What to work on: Your answer should consist of the lines in the following data that contain "control".

Input data:
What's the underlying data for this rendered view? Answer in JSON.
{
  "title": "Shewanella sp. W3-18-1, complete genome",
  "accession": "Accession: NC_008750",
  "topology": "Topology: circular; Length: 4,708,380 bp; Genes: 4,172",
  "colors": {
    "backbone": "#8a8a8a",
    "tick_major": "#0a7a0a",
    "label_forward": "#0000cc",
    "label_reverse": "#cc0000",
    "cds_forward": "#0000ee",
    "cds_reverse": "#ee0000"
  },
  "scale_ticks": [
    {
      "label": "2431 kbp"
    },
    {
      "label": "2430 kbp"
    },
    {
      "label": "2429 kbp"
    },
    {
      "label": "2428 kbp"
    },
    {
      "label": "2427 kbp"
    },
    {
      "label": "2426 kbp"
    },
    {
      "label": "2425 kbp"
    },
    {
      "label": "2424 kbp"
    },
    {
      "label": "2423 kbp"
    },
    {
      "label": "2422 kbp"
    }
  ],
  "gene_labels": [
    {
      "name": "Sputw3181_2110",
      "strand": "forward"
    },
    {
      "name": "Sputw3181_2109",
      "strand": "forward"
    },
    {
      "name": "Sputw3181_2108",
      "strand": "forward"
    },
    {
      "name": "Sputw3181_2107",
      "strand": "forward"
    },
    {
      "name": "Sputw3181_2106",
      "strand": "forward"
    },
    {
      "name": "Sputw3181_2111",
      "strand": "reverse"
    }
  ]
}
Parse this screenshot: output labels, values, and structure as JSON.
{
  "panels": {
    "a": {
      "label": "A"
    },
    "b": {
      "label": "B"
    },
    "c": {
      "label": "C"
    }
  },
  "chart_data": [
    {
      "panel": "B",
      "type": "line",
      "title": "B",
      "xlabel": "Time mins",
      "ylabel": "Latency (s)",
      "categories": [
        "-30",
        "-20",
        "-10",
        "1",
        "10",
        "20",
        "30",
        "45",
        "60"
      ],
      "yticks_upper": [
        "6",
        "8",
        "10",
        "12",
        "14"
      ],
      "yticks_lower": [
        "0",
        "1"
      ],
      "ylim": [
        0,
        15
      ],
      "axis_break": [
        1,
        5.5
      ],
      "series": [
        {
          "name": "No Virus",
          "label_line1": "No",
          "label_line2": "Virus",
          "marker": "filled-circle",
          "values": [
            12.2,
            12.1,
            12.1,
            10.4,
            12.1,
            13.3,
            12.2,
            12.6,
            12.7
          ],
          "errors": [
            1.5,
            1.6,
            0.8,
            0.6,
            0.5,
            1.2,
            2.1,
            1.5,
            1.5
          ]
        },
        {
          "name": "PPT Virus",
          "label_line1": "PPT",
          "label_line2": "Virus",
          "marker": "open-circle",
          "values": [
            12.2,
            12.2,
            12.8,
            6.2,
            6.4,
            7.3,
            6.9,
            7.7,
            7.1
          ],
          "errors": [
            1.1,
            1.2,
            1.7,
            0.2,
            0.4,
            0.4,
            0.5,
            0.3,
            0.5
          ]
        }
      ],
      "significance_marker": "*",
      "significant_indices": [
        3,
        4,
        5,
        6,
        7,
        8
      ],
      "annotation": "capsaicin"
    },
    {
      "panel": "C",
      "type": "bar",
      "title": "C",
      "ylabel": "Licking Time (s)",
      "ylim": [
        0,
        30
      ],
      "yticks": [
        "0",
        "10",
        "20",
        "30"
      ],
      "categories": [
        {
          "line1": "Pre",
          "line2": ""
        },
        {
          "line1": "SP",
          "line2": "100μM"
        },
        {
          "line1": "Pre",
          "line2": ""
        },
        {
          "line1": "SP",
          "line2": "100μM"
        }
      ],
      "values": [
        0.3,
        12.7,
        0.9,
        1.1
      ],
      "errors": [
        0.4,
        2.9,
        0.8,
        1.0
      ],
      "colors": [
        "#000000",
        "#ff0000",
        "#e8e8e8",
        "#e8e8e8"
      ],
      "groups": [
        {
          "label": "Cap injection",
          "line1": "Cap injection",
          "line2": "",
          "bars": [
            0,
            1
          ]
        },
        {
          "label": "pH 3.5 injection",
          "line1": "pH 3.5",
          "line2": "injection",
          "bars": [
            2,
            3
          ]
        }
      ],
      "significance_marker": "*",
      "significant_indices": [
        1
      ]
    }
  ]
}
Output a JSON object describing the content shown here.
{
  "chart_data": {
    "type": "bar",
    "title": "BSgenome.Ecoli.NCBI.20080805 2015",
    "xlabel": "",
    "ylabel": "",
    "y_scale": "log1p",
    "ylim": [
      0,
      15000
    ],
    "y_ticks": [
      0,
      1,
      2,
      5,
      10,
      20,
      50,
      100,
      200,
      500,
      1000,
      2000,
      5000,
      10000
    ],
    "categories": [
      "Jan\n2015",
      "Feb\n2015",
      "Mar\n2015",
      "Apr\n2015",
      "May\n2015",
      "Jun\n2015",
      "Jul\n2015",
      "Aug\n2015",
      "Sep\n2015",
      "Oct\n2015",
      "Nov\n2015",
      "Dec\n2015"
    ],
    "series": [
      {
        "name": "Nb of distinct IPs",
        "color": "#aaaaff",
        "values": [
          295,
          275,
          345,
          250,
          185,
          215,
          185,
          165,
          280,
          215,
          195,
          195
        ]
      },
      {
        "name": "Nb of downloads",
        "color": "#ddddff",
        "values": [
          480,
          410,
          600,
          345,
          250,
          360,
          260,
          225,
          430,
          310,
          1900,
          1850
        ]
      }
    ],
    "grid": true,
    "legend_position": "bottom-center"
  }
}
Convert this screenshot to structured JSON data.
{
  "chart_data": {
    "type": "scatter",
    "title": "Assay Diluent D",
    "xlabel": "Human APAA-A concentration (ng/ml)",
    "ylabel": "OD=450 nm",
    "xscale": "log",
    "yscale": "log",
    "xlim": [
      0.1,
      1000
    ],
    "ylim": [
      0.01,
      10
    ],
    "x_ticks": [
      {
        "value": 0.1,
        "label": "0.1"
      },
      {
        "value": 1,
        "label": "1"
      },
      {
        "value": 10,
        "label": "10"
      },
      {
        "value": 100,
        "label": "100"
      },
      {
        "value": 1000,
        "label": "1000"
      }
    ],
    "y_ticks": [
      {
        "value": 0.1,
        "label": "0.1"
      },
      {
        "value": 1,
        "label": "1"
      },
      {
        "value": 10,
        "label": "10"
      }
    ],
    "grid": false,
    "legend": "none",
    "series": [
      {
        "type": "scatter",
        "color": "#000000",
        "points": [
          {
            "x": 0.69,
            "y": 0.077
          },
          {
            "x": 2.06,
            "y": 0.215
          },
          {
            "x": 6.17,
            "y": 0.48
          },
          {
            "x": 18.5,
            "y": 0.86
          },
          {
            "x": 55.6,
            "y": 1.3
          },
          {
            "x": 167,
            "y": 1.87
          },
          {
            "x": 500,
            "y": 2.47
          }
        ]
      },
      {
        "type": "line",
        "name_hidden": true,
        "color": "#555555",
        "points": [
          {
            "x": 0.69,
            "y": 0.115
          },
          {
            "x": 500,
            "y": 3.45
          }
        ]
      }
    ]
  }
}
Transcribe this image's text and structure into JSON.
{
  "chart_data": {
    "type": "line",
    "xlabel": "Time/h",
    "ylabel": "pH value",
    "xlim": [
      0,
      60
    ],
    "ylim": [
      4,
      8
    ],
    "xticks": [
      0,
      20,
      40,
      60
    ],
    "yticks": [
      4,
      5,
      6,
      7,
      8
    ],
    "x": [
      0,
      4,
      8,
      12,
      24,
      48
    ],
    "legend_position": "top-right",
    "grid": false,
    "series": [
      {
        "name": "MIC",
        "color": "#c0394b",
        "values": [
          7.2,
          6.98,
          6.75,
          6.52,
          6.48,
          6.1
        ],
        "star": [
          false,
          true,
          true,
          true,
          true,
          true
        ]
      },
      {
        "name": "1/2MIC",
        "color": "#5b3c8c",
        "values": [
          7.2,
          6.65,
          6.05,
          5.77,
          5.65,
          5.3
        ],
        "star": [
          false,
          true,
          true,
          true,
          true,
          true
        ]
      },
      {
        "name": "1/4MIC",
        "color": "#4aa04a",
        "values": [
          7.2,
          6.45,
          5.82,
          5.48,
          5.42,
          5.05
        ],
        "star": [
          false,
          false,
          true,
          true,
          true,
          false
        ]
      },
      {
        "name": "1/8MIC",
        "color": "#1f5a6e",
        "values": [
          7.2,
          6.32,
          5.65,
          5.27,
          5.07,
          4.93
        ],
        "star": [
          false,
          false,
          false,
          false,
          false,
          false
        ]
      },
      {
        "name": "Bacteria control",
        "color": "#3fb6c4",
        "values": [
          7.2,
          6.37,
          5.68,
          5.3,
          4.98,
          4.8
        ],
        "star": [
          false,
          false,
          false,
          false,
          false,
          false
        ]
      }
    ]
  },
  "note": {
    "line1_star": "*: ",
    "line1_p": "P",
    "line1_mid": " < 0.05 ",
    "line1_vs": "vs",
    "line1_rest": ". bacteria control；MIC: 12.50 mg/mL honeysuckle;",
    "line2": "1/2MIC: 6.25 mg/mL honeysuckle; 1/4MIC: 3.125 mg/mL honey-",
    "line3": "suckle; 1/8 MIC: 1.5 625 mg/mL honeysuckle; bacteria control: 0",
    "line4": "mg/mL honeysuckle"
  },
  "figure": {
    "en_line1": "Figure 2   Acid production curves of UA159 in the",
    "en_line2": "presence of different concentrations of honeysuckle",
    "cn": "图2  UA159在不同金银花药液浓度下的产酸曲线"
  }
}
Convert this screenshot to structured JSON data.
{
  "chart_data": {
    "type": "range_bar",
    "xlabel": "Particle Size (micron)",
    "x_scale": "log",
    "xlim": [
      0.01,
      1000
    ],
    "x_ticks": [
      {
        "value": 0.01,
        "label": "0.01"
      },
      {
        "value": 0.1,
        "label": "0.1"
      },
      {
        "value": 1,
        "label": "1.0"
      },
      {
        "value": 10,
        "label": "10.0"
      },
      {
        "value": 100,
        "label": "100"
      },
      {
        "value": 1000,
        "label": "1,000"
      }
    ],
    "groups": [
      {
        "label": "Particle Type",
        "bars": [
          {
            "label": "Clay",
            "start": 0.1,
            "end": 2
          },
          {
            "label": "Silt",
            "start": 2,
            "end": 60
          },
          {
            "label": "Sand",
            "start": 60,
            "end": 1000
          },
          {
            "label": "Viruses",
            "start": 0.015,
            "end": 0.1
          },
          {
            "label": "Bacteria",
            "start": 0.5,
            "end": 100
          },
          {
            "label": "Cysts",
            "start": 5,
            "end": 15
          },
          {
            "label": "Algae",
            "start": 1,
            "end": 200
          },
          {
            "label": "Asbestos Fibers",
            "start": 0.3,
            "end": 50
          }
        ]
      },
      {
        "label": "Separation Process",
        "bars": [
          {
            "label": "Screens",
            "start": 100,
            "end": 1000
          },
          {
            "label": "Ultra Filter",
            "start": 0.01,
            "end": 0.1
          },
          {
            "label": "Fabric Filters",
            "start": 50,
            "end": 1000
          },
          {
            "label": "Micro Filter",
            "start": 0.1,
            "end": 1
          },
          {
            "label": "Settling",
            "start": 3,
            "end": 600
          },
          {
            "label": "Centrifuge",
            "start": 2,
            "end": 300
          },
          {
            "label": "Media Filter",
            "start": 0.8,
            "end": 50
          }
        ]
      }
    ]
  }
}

Answer for this exercise:
        "name": "Bacteria control",
    "line1_rest": ". bacteria control；MIC: 12.50 mg/mL honeysuckle;",
    "line3": "suckle; 1/8 MIC: 1.5 625 mg/mL honeysuckle; bacteria control: 0",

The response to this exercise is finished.